Start DATA LINES

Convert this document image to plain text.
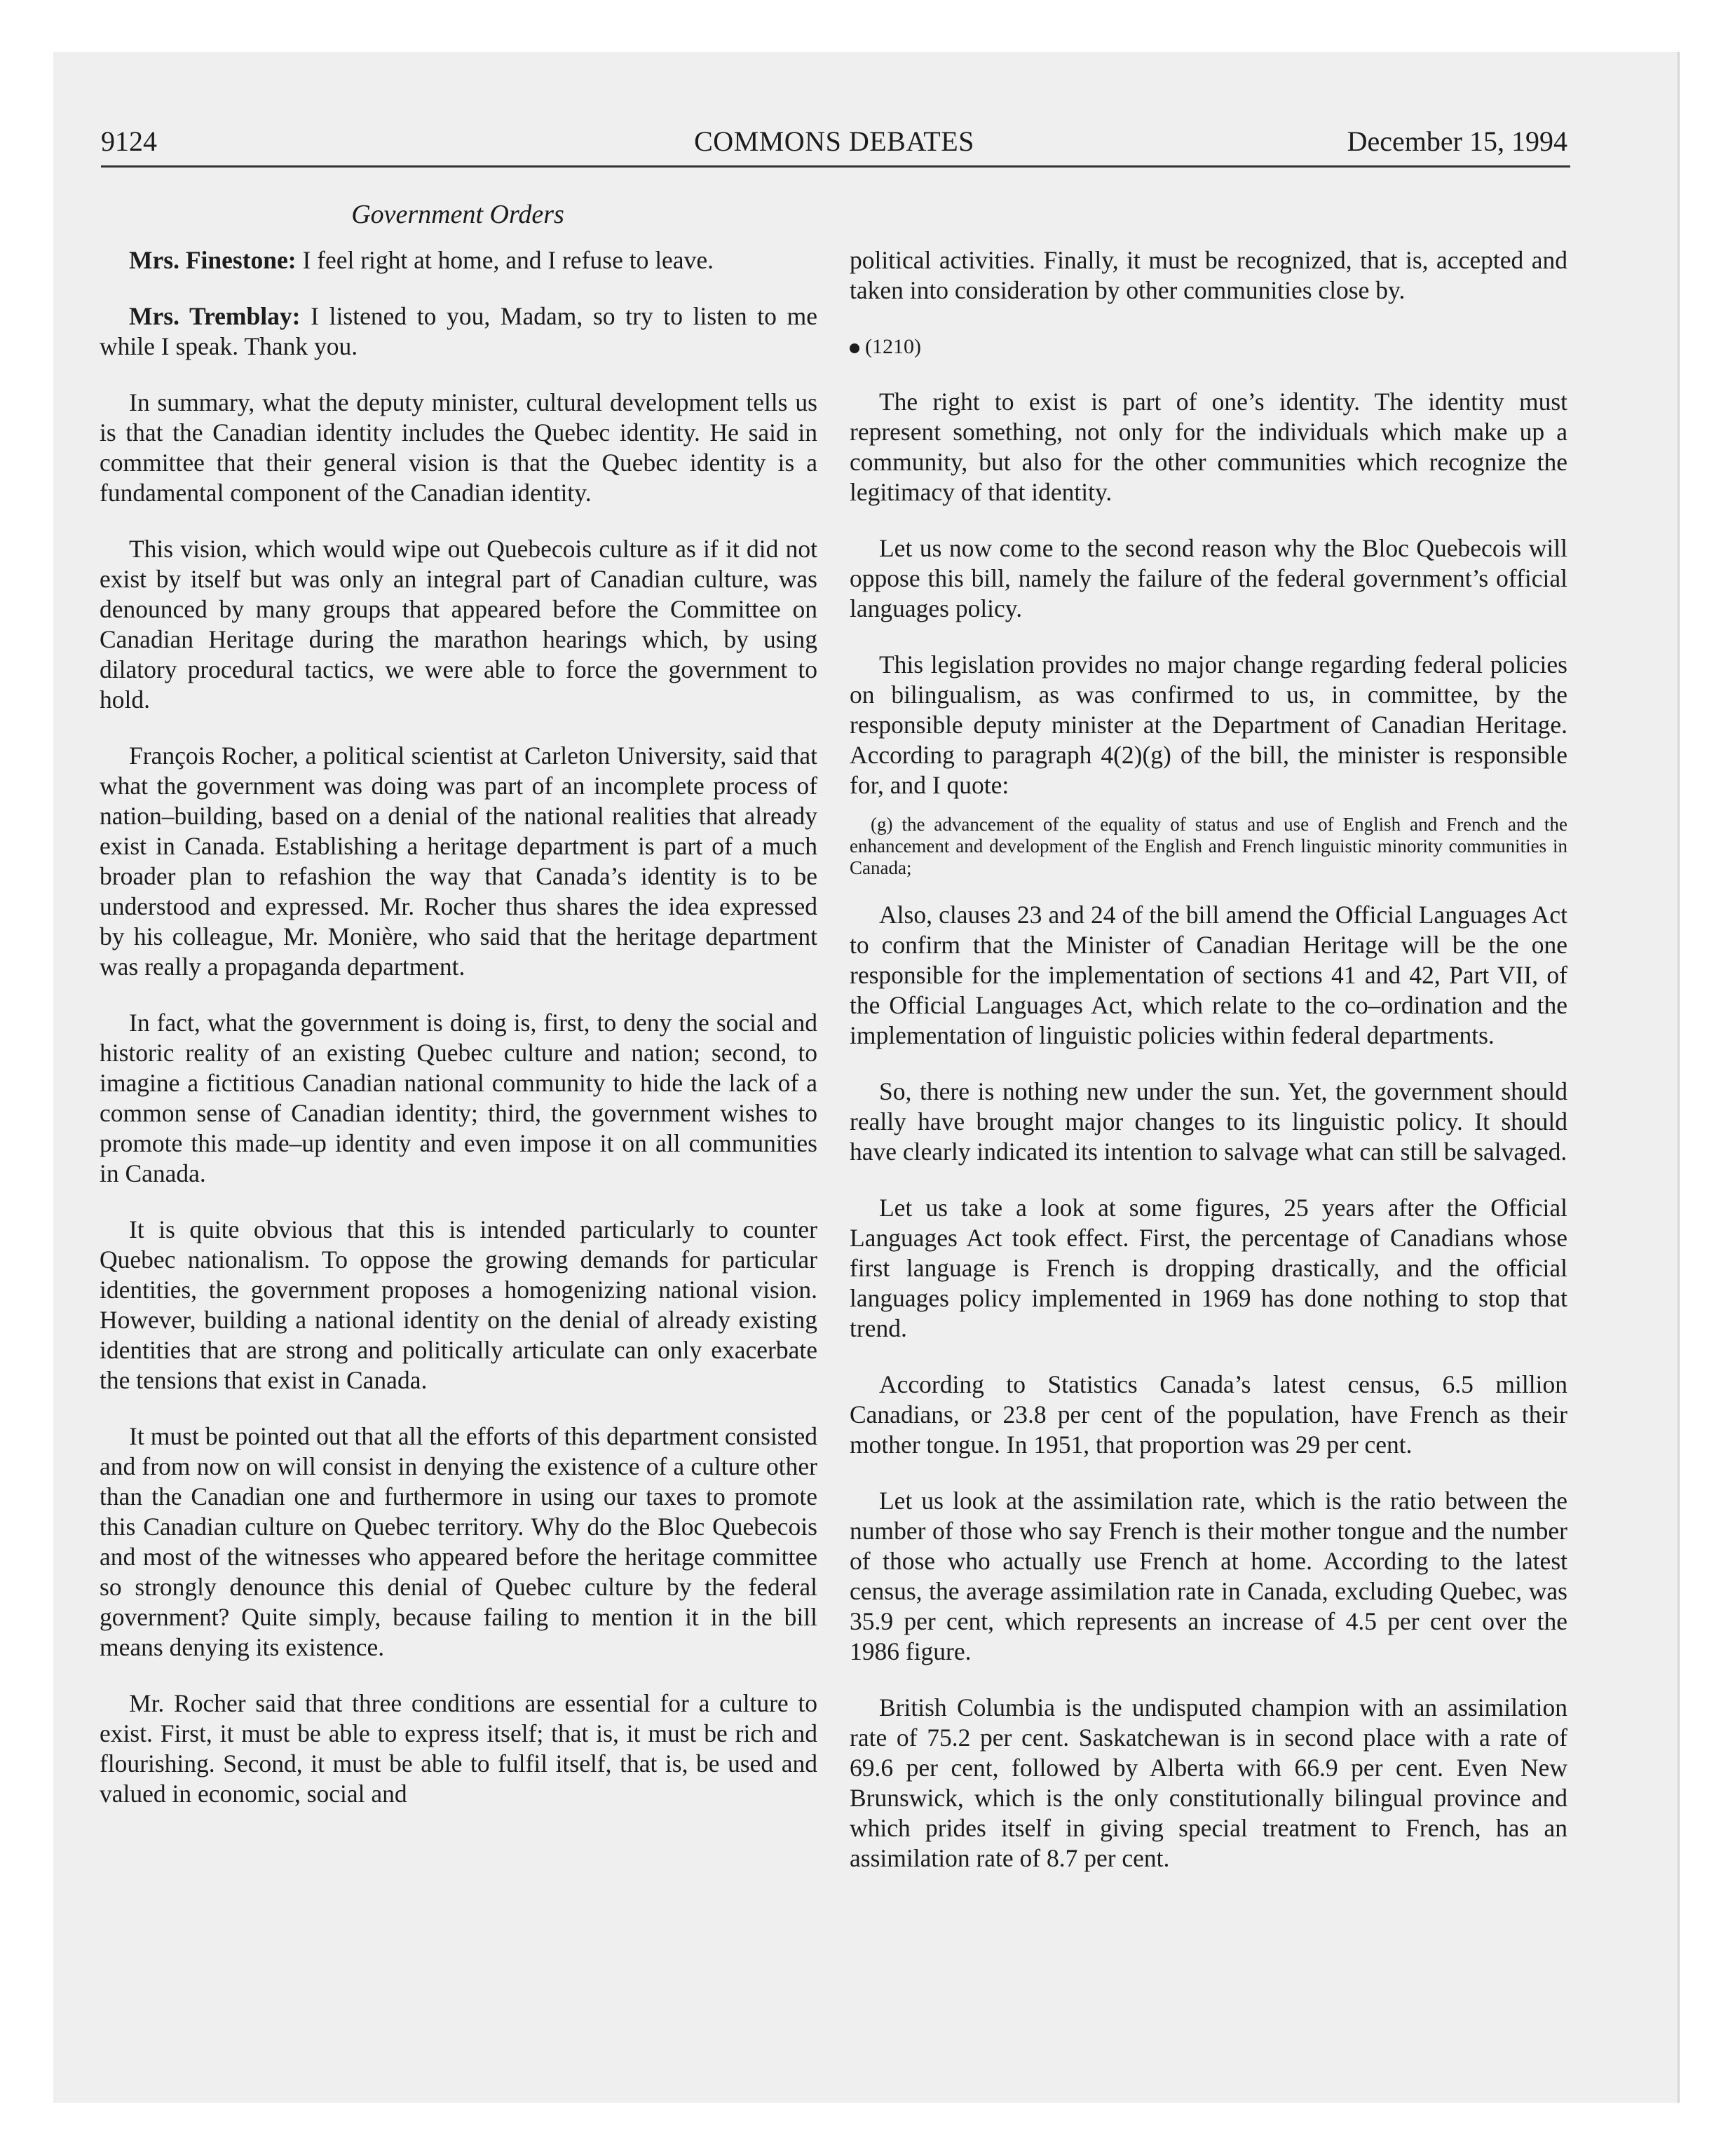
9124	COMMONS DEBATES	December 15, 1994
Government Orders

Mrs. Finestone: I feel right at home, and I refuse to leave.

Mrs. Tremblay: I listened to you, Madam, so try to listen to me while I speak. Thank you.

In summary, what the deputy minister, cultural development tells us is that the Canadian identity includes the Quebec identity. He said in committee that their general vision is that the Quebec identity is a fundamental component of the Canadian identity.

This vision, which would wipe out Quebecois culture as if it did not exist by itself but was only an integral part of Canadian culture, was denounced by many groups that appeared before the Committee on Canadian Heritage during the marathon hearings which, by using dilatory procedural tactics, we were able to force the government to hold.

François Rocher, a political scientist at Carleton University, said that what the government was doing was part of an incomplete process of nation–building, based on a denial of the national realities that already exist in Canada. Establishing a heritage department is part of a much broader plan to refashion the way that Canada’s identity is to be understood and expressed. Mr. Rocher thus shares the idea expressed by his colleague, Mr. Monière, who said that the heritage department was really a propaganda department.

In fact, what the government is doing is, first, to deny the social and historic reality of an existing Quebec culture and nation; second, to imagine a fictitious Canadian national community to hide the lack of a common sense of Canadian identity; third, the government wishes to promote this made–up identity and even impose it on all communities in Canada.

It is quite obvious that this is intended particularly to counter Quebec nationalism. To oppose the growing demands for particular identities, the government proposes a homogenizing national vision. However, building a national identity on the denial of already existing identities that are strong and politically articulate can only exacerbate the tensions that exist in Canada.

It must be pointed out that all the efforts of this department consisted and from now on will consist in denying the existence of a culture other than the Canadian one and furthermore in using our taxes to promote this Canadian culture on Quebec territory. Why do the Bloc Quebecois and most of the witnesses who appeared before the heritage committee so strongly denounce this denial of Quebec culture by the federal government? Quite simply, because failing to mention it in the bill means denying its existence.

Mr. Rocher said that three conditions are essential for a culture to exist. First, it must be able to express itself; that is, it must be rich and flourishing. Second, it must be able to fulfil itself, that is, be used and valued in economic, social and

political activities. Finally, it must be recognized, that is, accepted and taken into consideration by other communities close by.

(1210)

The right to exist is part of one’s identity. The identity must represent something, not only for the individuals which make up a community, but also for the other communities which recognize the legitimacy of that identity.

Let us now come to the second reason why the Bloc Quebecois will oppose this bill, namely the failure of the federal government’s official languages policy.

This legislation provides no major change regarding federal policies on bilingualism, as was confirmed to us, in committee, by the responsible deputy minister at the Department of Canadian Heritage. According to paragraph 4(2)(g) of the bill, the minister is responsible for, and I quote:

(g) the advancement of the equality of status and use of English and French and the enhancement and development of the English and French linguistic minority communities in Canada;

Also, clauses 23 and 24 of the bill amend the Official Languages Act to confirm that the Minister of Canadian Heritage will be the one responsible for the implementation of sections 41 and 42, Part VII, of the Official Languages Act, which relate to the co–ordination and the implementation of linguistic policies within federal departments.

So, there is nothing new under the sun. Yet, the government should really have brought major changes to its linguistic policy. It should have clearly indicated its intention to salvage what can still be salvaged.

Let us take a look at some figures, 25 years after the Official Languages Act took effect. First, the percentage of Canadians whose first language is French is dropping drastically, and the official languages policy implemented in 1969 has done nothing to stop that trend.

According to Statistics Canada’s latest census, 6.5 million Canadians, or 23.8 per cent of the population, have French as their mother tongue. In 1951, that proportion was 29 per cent.

Let us look at the assimilation rate, which is the ratio between the number of those who say French is their mother tongue and the number of those who actually use French at home. According to the latest census, the average assimilation rate in Canada, excluding Quebec, was 35.9 per cent, which represents an increase of 4.5 per cent over the 1986 figure.

British Columbia is the undisputed champion with an assimilation rate of 75.2 per cent. Saskatchewan is in second place with a rate of 69.6 per cent, followed by Alberta with 66.9 per cent. Even New Brunswick, which is the only constitutionally bilingual province and which prides itself in giving special treatment to French, has an assimilation rate of 8.7 per cent.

End DATA LINES

In your copy, repeat each record exactly and include no pictures.

Convert this document image to plain text.
9124	COMMONS DEBATES	December 15, 1994
Government Orders

Mrs. Finestone: I feel right at home, and I refuse to leave.

Mrs. Tremblay: I listened to you, Madam, so try to listen to me while I speak. Thank you.

In summary, what the deputy minister, cultural development tells us is that the Canadian identity includes the Quebec identity. He said in committee that their general vision is that the Quebec identity is a fundamental component of the Canadian identity.

This vision, which would wipe out Quebecois culture as if it did not exist by itself but was only an integral part of Canadian culture, was denounced by many groups that appeared before the Committee on Canadian Heritage during the marathon hearings which, by using dilatory procedural tactics, we were able to force the government to hold.

François Rocher, a political scientist at Carleton University, said that what the government was doing was part of an incomplete process of nation–building, based on a denial of the national realities that already exist in Canada. Establishing a heritage department is part of a much broader plan to refashion the way that Canada’s identity is to be understood and expressed. Mr. Rocher thus shares the idea expressed by his colleague, Mr. Monière, who said that the heritage department was really a propaganda department.

In fact, what the government is doing is, first, to deny the social and historic reality of an existing Quebec culture and nation; second, to imagine a fictitious Canadian national community to hide the lack of a common sense of Canadian identity; third, the government wishes to promote this made–up identity and even impose it on all communities in Canada.

It is quite obvious that this is intended particularly to counter Quebec nationalism. To oppose the growing demands for particular identities, the government proposes a homogenizing national vision. However, building a national identity on the denial of already existing identities that are strong and politically articulate can only exacerbate the tensions that exist in Canada.

It must be pointed out that all the efforts of this department consisted and from now on will consist in denying the existence of a culture other than the Canadian one and furthermore in using our taxes to promote this Canadian culture on Quebec territory. Why do the Bloc Quebecois and most of the witnesses who appeared before the heritage committee so strongly denounce this denial of Quebec culture by the federal government? Quite simply, because failing to mention it in the bill means denying its existence.

Mr. Rocher said that three conditions are essential for a culture to exist. First, it must be able to express itself; that is, it must be rich and flourishing. Second, it must be able to fulfil itself, that is, be used and valued in economic, social and

political activities. Finally, it must be recognized, that is, accepted and taken into consideration by other communities close by.

(1210)

The right to exist is part of one’s identity. The identity must represent something, not only for the individuals which make up a community, but also for the other communities which recognize the legitimacy of that identity.

Let us now come to the second reason why the Bloc Quebecois will oppose this bill, namely the failure of the federal government’s official languages policy.

This legislation provides no major change regarding federal policies on bilingualism, as was confirmed to us, in committee, by the responsible deputy minister at the Department of Canadian Heritage. According to paragraph 4(2)(g) of the bill, the minister is responsible for, and I quote:

(g) the advancement of the equality of status and use of English and French and the enhancement and development of the English and French linguistic minority communities in Canada;

Also, clauses 23 and 24 of the bill amend the Official Languages Act to confirm that the Minister of Canadian Heritage will be the one responsible for the implementation of sections 41 and 42, Part VII, of the Official Languages Act, which relate to the co–ordination and the implementation of linguistic policies within federal departments.

So, there is nothing new under the sun. Yet, the government should really have brought major changes to its linguistic policy. It should have clearly indicated its intention to salvage what can still be salvaged.

Let us take a look at some figures, 25 years after the Official Languages Act took effect. First, the percentage of Canadians whose first language is French is dropping drastically, and the official languages policy implemented in 1969 has done nothing to stop that trend.

According to Statistics Canada’s latest census, 6.5 million Canadians, or 23.8 per cent of the population, have French as their mother tongue. In 1951, that proportion was 29 per cent.

Let us look at the assimilation rate, which is the ratio between the number of those who say French is their mother tongue and the number of those who actually use French at home. According to the latest census, the average assimilation rate in Canada, excluding Quebec, was 35.9 per cent, which represents an increase of 4.5 per cent over the 1986 figure.

British Columbia is the undisputed champion with an assimilation rate of 75.2 per cent. Saskatchewan is in second place with a rate of 69.6 per cent, followed by Alberta with 66.9 per cent. Even New Brunswick, which is the only constitutionally bilingual province and which prides itself in giving special treatment to French, has an assimilation rate of 8.7 per cent.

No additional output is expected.